State how many lines of the entries hold the string "xlabel". Reply with the number alone.

Start of INFORMATION SHOWN

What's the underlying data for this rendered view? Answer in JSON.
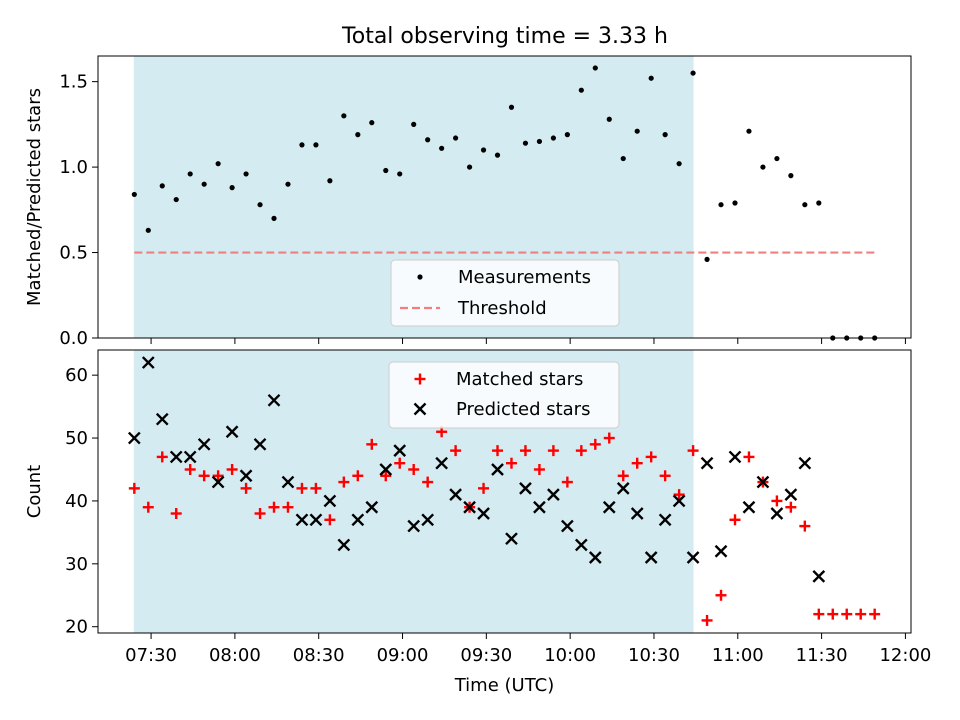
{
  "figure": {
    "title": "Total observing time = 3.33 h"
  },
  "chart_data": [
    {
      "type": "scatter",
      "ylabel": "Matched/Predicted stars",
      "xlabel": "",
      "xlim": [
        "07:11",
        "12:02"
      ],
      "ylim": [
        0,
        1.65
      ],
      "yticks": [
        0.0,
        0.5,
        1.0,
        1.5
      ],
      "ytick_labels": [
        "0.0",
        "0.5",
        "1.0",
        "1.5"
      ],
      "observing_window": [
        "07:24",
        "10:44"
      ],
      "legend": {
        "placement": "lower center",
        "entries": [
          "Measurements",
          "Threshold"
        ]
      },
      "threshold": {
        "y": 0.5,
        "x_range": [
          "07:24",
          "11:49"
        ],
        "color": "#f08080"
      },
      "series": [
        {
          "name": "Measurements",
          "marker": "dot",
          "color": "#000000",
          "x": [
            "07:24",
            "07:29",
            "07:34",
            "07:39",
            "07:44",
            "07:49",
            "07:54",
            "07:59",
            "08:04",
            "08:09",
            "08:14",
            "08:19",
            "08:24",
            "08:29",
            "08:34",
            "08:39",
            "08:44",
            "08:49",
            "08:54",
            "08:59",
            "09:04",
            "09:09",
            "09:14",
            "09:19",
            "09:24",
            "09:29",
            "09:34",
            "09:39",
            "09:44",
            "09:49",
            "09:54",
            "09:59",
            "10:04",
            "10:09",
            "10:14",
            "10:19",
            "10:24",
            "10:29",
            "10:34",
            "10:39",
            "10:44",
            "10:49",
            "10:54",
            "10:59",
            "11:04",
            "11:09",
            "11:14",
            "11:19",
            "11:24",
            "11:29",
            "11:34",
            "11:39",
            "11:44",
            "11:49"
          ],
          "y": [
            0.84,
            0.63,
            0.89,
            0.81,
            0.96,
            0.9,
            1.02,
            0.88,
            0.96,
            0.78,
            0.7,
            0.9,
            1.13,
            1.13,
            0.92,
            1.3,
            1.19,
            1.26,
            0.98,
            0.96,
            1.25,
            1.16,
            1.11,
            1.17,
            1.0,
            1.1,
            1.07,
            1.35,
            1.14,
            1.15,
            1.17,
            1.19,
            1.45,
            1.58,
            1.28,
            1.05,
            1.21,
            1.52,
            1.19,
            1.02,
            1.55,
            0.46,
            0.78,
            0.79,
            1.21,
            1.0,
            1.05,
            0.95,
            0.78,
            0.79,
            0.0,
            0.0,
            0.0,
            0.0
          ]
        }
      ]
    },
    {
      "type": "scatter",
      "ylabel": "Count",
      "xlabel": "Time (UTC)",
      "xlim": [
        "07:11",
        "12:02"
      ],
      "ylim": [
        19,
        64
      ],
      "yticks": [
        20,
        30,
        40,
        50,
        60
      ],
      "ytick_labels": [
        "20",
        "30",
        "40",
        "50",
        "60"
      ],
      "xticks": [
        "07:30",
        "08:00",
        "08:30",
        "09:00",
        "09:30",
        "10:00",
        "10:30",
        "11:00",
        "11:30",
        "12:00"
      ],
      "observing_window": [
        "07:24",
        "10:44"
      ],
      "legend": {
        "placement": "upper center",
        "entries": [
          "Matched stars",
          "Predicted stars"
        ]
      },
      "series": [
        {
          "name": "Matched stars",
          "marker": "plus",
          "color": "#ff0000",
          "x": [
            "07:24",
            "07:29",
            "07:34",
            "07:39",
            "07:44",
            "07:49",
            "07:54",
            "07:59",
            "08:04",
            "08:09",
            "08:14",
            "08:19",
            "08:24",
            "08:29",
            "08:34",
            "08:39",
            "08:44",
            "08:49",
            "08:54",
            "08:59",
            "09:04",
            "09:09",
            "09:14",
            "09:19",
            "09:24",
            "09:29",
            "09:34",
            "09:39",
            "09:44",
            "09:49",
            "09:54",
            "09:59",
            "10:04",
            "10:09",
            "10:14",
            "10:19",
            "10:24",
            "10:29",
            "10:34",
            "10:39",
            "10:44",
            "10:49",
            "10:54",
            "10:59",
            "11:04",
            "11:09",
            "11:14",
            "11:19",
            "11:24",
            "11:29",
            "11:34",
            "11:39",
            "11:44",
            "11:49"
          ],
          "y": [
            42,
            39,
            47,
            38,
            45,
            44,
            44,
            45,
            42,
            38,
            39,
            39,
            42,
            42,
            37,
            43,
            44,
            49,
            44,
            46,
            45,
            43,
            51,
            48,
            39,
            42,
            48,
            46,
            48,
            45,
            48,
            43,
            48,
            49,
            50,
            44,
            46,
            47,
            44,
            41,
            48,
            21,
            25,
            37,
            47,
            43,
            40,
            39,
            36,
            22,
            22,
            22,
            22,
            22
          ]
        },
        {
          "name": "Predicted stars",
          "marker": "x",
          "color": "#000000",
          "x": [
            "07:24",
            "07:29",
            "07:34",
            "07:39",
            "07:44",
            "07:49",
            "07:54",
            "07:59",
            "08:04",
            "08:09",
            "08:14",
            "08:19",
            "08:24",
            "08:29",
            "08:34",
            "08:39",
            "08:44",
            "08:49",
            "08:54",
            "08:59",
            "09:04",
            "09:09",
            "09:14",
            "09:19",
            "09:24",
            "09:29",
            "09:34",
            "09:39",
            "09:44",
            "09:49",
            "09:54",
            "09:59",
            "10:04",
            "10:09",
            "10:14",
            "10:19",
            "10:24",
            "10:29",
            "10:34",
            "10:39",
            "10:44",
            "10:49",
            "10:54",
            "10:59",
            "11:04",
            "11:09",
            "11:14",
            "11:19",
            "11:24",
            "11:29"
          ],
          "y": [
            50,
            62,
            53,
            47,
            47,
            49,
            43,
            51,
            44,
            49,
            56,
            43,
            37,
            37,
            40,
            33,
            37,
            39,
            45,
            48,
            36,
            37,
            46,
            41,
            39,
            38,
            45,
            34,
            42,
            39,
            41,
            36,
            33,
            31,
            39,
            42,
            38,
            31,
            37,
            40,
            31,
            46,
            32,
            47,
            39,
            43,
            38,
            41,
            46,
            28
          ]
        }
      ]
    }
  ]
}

End of INFORMATION SHOWN
Start of INFORMATION SHOWN

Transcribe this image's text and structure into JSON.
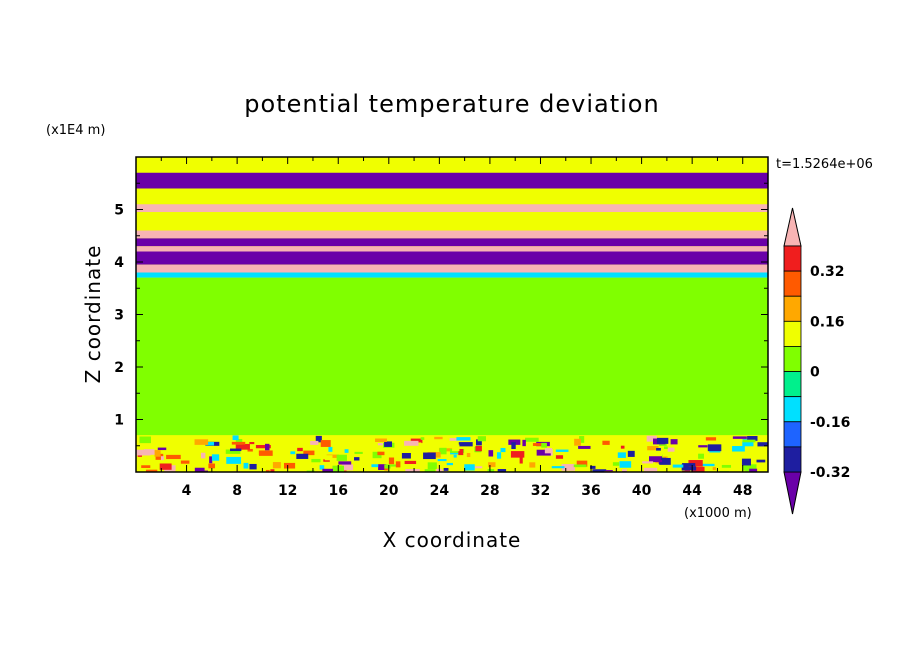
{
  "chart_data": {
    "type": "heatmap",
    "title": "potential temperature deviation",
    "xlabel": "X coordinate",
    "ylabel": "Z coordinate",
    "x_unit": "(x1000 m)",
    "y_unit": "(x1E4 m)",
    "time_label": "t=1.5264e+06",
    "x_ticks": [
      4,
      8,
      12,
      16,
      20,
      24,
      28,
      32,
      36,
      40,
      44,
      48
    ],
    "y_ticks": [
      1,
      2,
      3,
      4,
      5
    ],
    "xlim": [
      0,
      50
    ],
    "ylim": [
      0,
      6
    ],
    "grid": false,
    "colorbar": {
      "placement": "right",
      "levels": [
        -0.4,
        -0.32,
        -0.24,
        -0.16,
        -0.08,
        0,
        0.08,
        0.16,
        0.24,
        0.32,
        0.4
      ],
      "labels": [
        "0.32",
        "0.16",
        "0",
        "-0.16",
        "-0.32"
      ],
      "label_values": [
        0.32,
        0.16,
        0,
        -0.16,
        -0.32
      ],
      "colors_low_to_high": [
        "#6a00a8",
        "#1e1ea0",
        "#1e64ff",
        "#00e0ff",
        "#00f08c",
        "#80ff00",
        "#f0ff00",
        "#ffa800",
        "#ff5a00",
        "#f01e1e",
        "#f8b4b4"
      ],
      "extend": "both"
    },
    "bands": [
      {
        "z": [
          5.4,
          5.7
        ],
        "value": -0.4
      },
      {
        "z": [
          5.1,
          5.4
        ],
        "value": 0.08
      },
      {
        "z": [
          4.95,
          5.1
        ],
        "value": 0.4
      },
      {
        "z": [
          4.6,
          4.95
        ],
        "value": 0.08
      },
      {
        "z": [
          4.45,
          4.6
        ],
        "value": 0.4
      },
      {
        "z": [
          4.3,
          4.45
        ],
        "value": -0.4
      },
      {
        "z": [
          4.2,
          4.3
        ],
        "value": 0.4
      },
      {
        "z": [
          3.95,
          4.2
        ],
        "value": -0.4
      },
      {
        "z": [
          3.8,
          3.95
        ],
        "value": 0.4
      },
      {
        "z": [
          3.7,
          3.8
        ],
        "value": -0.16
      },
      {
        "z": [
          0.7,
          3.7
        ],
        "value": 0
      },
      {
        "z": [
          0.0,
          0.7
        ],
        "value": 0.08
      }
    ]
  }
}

End of INFORMATION SHOWN

— ANSWER TO THE TASK —
3